BEGIN Excerpted records
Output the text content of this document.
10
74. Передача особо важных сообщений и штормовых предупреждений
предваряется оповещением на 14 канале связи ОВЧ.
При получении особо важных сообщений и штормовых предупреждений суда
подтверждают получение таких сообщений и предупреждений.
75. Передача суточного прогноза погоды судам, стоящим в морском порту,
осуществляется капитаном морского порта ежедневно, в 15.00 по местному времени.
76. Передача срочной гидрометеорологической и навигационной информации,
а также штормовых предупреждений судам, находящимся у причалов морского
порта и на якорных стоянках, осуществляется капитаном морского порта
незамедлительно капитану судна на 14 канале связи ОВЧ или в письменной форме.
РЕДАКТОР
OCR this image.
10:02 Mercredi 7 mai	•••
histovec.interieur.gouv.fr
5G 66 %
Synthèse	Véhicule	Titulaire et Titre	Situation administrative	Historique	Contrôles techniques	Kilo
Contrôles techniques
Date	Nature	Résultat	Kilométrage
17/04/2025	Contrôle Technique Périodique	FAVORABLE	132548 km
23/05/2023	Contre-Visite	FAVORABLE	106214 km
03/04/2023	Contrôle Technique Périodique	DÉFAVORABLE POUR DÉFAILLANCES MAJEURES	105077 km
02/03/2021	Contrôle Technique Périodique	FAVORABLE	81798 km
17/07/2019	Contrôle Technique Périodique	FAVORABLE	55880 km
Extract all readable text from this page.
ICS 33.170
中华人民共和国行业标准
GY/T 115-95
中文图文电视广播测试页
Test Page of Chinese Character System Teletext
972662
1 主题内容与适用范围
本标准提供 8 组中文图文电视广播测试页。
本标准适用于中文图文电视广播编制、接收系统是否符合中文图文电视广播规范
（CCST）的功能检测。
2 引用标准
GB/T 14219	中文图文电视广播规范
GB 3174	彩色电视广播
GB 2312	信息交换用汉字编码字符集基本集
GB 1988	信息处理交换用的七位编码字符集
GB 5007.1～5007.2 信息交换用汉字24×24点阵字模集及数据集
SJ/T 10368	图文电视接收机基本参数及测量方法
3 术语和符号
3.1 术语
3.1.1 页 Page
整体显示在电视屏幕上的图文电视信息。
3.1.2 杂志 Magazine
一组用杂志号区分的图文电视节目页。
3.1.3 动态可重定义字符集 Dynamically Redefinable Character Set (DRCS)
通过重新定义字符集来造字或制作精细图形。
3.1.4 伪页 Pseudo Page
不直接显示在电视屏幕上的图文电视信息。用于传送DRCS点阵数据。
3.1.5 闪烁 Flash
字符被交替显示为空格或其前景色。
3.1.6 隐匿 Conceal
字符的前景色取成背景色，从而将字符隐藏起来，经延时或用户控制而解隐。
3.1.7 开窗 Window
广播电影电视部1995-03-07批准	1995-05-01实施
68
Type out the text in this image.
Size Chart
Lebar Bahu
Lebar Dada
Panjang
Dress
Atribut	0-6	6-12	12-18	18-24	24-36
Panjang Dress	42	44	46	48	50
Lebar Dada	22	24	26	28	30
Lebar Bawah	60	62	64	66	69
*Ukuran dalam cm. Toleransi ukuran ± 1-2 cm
END Excerpted records
== What is being asked ==
Extract every entry above as it appears.

== Correct response ==
Output the text content of this document.
10
74. Передача особо важных сообщений и штормовых предупреждений
предваряется оповещением на 14 канале связи ОВЧ.
При получении особо важных сообщений и штормовых предупреждений суда
подтверждают получение таких сообщений и предупреждений.
75. Передача суточного прогноза погоды судам, стоящим в морском порту,
осуществляется капитаном морского порта ежедневно, в 15.00 по местному времени.
76. Передача срочной гидрометеорологической и навигационной информации,
а также штормовых предупреждений судам, находящимся у причалов морского
порта и на якорных стоянках, осуществляется капитаном морского порта
незамедлительно капитану судна на 14 канале связи ОВЧ или в письменной форме.
РЕДАКТОР
OCR this image.
10:02 Mercredi 7 mai	•••
histovec.interieur.gouv.fr
5G 66 %
Synthèse	Véhicule	Titulaire et Titre	Situation administrative	Historique	Contrôles techniques	Kilo
Contrôles techniques
Date	Nature	Résultat	Kilométrage
17/04/2025	Contrôle Technique Périodique	FAVORABLE	132548 km
23/05/2023	Contre-Visite	FAVORABLE	106214 km
03/04/2023	Contrôle Technique Périodique	DÉFAVORABLE POUR DÉFAILLANCES MAJEURES	105077 km
02/03/2021	Contrôle Technique Périodique	FAVORABLE	81798 km
17/07/2019	Contrôle Technique Périodique	FAVORABLE	55880 km
Extract all readable text from this page.
ICS 33.170
中华人民共和国行业标准
GY/T 115-95
中文图文电视广播测试页
Test Page of Chinese Character System Teletext
972662
1 主题内容与适用范围
本标准提供 8 组中文图文电视广播测试页。
本标准适用于中文图文电视广播编制、接收系统是否符合中文图文电视广播规范
（CCST）的功能检测。
2 引用标准
GB/T 14219	中文图文电视广播规范
GB 3174	彩色电视广播
GB 2312	信息交换用汉字编码字符集基本集
GB 1988	信息处理交换用的七位编码字符集
GB 5007.1～5007.2 信息交换用汉字24×24点阵字模集及数据集
SJ/T 10368	图文电视接收机基本参数及测量方法
3 术语和符号
3.1 术语
3.1.1 页 Page
整体显示在电视屏幕上的图文电视信息。
3.1.2 杂志 Magazine
一组用杂志号区分的图文电视节目页。
3.1.3 动态可重定义字符集 Dynamically Redefinable Character Set (DRCS)
通过重新定义字符集来造字或制作精细图形。
3.1.4 伪页 Pseudo Page
不直接显示在电视屏幕上的图文电视信息。用于传送DRCS点阵数据。
3.1.5 闪烁 Flash
字符被交替显示为空格或其前景色。
3.1.6 隐匿 Conceal
字符的前景色取成背景色，从而将字符隐藏起来，经延时或用户控制而解隐。
3.1.7 开窗 Window
广播电影电视部1995-03-07批准	1995-05-01实施
68
Type out the text in this image.
Size Chart
Lebar Bahu
Lebar Dada
Panjang
Dress
Atribut	0-6	6-12	12-18	18-24	24-36
Panjang Dress	42	44	46	48	50
Lebar Dada	22	24	26	28	30
Lebar Bawah	60	62	64	66	69
*Ukuran dalam cm. Toleransi ukuran ± 1-2 cm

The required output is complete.